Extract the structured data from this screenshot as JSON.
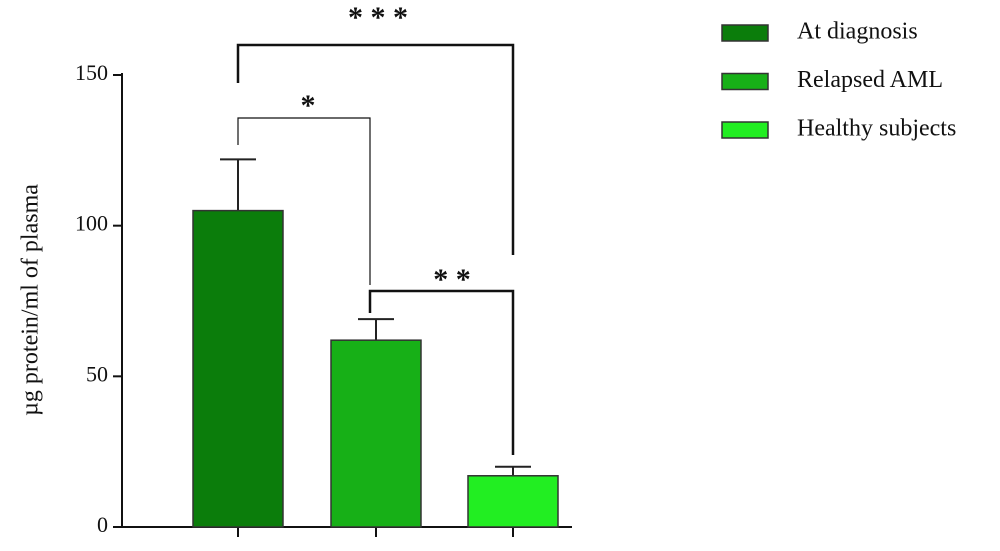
{
  "chart_data": {
    "type": "bar",
    "y_label": "µg protein/ml of plasma",
    "categories": [
      null
    ],
    "series": [
      {
        "name": "At diagnosis",
        "color": "#0b7d0b",
        "values": [
          105
        ],
        "errors": [
          17
        ]
      },
      {
        "name": "Relapsed AML",
        "color": "#17b017",
        "values": [
          62
        ],
        "errors": [
          7
        ]
      },
      {
        "name": "Healthy subjects",
        "color": "#22ee22",
        "values": [
          17
        ],
        "errors": [
          3
        ]
      }
    ],
    "ylim": [
      0,
      150
    ],
    "yticks": [
      0,
      50,
      100,
      150
    ],
    "annotations": [
      "* * *",
      "*",
      "* *"
    ]
  }
}
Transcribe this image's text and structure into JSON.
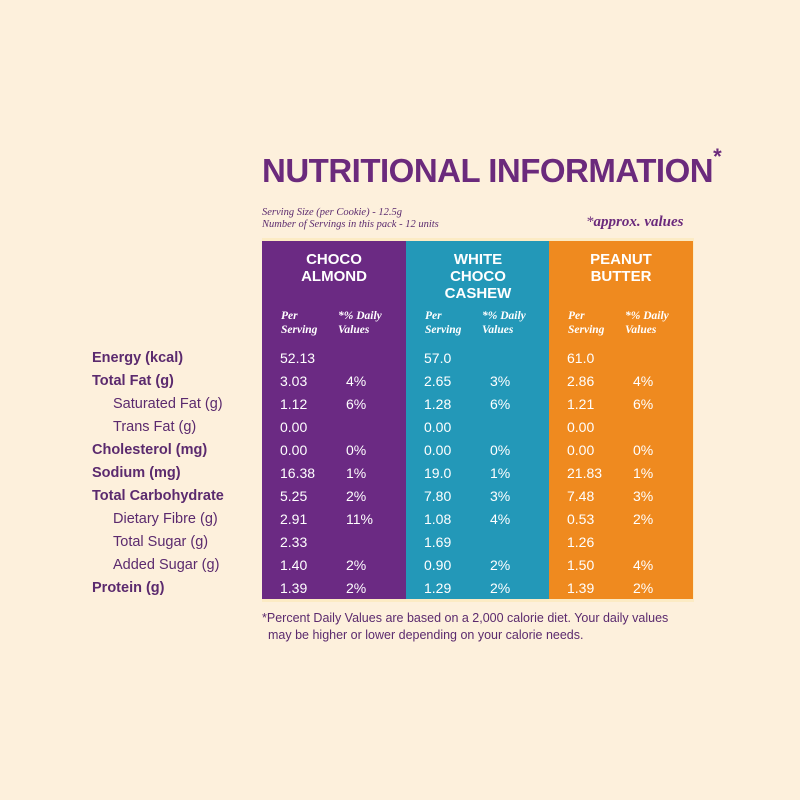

■ Exercise requirements
Print the listing above in full, exactly as written. Omit any pictures.

■ Written response
Extract the structured data from this screenshot as JSON.
{
  "chart_data": {
    "type": "bar",
    "y_label": "µg protein/ml of plasma",
    "categories": [
      null
    ],
    "series": [
      {
        "name": "At diagnosis",
        "color": "#0b7d0b",
        "values": [
          105
        ],
        "errors": [
          17
        ]
      },
      {
        "name": "Relapsed AML",
        "color": "#17b017",
        "values": [
          62
        ],
        "errors": [
          7
        ]
      },
      {
        "name": "Healthy subjects",
        "color": "#22ee22",
        "values": [
          17
        ],
        "errors": [
          3
        ]
      }
    ],
    "ylim": [
      0,
      150
    ],
    "yticks": [
      0,
      50,
      100,
      150
    ],
    "annotations": [
      "* * *",
      "*",
      "* *"
    ]
  }
}
Transcribe this image's text and structure into JSON.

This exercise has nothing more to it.